▸ **Richiesta A**: Nel brano di testo riportato più sotto, riscrivi in forma di punti il paragrafo che comincia con «Ha esordito nel 2008», mantenendone i fatti principali.

▸ **Brano di testo**:
Angélique Gagliolo vive tra le verdeggianti montagne carniche con  il marito, due bambine, un gattino e altri animaletti, sempre affaccendata per conciliare la famiglia e il lavoro a tempo pieno da impiegata. Ama leggere, scrivere e realizzare piccoli lavori creativi con le proprie mani.
Ha esordito nel 2008 con Il valore di un libro, edito da Progetto Cultura. Il suo racconto La parente povera è stato inserito nella raccolta Vita da precari – tra creatività e follia, e-book edito da CastelloVolante. Nel 2015 ha pubblicato con Panda Edizioni 1976 – L’urlo dell’Orcolàt, storia ambientata durante il tragico terremoto del Friuli del 1976, per poi passare nel 2018 al self-publishing, rieditando il suo romanzo d’esordio e pubblicando per la prima volta L’uomo che misurava il tempo. Molti dei suoi racconti sono sparsi per il web e facilmente reperibili sul suo blog. La trovate anche su Facebook e Instagram.

1.     Che genere scrive? Ce ne parla? Ci racconta come mai ha scelto questo genere per esprimersi?

▸ **Richiesta B**: Aggiorna il tratto dell'elenco che va dall'inizio fino alla riga che contiene "205, 440, 224]", compresa, sostituendo "interactable" con "clickable" senza cambiare nient'altro. Riporta soltanto queste righe.

▸ **Dati da elaborare**:
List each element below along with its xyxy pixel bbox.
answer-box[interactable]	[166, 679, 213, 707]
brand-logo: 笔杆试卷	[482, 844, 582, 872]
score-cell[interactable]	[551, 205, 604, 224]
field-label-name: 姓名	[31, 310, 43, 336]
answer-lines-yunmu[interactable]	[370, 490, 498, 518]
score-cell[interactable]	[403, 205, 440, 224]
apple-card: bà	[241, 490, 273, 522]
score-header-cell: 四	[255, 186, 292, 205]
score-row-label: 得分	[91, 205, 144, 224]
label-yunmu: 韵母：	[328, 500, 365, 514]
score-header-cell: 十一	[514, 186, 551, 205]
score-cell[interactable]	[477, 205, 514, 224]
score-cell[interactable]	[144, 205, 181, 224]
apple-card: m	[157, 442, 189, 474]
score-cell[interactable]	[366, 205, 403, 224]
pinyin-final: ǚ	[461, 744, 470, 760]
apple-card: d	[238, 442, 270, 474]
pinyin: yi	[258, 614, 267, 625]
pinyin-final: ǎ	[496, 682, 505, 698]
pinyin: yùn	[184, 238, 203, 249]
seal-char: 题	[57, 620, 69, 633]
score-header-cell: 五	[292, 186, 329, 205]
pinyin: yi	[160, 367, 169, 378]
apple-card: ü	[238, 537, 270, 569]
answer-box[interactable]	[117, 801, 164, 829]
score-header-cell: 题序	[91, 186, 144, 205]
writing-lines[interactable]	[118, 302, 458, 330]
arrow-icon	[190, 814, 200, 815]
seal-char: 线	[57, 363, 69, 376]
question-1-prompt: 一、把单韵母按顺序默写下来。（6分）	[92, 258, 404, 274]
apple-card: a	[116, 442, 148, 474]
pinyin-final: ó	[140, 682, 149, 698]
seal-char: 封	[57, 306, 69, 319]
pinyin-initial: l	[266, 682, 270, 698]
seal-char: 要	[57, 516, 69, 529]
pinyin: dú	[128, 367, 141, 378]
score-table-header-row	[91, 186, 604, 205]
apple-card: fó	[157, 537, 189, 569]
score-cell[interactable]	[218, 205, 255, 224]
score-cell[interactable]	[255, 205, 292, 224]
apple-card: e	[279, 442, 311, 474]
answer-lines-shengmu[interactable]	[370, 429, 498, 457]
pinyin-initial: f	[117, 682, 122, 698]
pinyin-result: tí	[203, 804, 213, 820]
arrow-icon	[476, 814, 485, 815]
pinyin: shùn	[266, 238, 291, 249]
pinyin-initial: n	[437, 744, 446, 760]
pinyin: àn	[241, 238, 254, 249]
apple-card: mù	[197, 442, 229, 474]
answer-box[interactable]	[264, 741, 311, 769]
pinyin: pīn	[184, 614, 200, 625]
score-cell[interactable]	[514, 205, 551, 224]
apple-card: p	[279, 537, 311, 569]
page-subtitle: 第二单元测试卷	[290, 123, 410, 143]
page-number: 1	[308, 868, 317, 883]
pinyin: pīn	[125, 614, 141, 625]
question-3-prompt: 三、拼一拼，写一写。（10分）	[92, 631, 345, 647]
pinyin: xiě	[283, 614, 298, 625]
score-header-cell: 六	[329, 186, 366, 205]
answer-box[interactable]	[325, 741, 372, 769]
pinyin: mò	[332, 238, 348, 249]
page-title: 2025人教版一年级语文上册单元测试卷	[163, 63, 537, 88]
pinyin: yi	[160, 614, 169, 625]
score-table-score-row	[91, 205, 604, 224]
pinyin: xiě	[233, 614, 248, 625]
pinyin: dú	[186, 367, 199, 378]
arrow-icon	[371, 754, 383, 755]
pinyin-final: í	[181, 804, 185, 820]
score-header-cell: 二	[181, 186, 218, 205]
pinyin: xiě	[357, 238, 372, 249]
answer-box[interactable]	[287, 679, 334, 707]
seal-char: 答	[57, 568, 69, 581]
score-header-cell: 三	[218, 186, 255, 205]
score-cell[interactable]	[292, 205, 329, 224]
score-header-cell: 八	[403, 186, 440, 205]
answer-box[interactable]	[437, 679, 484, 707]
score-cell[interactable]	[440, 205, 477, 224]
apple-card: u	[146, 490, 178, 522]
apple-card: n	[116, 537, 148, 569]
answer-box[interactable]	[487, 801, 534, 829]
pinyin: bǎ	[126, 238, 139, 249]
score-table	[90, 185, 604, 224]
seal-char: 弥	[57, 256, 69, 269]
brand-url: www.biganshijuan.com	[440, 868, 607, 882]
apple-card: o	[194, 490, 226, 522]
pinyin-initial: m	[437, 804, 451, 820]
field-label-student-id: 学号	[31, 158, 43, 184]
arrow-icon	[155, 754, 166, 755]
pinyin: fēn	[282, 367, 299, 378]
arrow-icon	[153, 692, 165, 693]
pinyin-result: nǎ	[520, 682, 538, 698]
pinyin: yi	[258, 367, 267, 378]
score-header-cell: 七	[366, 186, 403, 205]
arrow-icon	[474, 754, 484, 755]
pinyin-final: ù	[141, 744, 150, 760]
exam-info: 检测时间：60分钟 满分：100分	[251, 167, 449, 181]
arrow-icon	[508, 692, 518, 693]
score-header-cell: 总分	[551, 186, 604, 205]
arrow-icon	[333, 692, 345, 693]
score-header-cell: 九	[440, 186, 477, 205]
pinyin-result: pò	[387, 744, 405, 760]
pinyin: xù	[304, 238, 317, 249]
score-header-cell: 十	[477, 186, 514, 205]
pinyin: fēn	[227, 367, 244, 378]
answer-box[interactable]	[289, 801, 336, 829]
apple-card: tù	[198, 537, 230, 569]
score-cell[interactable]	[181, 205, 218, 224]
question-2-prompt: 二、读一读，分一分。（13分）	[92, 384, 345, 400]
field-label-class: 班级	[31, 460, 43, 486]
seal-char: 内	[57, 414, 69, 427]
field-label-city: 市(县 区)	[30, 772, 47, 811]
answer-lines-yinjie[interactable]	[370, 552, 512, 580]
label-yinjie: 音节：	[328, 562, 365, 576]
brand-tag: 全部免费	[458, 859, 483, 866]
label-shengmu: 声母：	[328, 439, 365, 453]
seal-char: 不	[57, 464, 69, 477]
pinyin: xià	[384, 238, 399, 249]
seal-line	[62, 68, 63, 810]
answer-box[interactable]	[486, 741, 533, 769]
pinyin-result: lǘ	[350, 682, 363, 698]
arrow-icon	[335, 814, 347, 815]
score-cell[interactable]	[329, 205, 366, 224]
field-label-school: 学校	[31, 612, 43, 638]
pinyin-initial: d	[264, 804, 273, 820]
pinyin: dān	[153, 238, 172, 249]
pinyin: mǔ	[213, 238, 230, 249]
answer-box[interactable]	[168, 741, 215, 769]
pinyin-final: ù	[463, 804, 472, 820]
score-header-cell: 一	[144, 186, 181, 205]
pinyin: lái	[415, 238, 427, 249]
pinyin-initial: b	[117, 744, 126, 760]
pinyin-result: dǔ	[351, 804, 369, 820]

▸ **Risposta svolta A**:
- Esordio nel 2008 con Il valore di un libro, edito da Progetto Cultura.
- Il racconto La parente povera è incluso nella raccolta Vita da precari – tra creatività e follia, e-book edito da CastelloVolante.
- Nel 2015 pubblica con Panda Edizioni 1976 – L'urlo dell'Orcolàt, storia ambientata durante il terremoto del Friuli del 1976.
- Nel 2018 passa al self-publishing: riedita il romanzo d'esordio e pubblica per la prima volta L'uomo che misurava il tempo.
- Molti suoi racconti si trovano sul web e sul suo blog; è presente anche su Facebook e Instagram.

▸ **Risposta svolta B**:
List each element below along with its xyxy pixel bbox.
answer-box[clickable]	[166, 679, 213, 707]
brand-logo: 笔杆试卷	[482, 844, 582, 872]
score-cell[clickable]	[551, 205, 604, 224]
field-label-name: 姓名	[31, 310, 43, 336]
answer-lines-yunmu[clickable]	[370, 490, 498, 518]
score-cell[clickable]	[403, 205, 440, 224]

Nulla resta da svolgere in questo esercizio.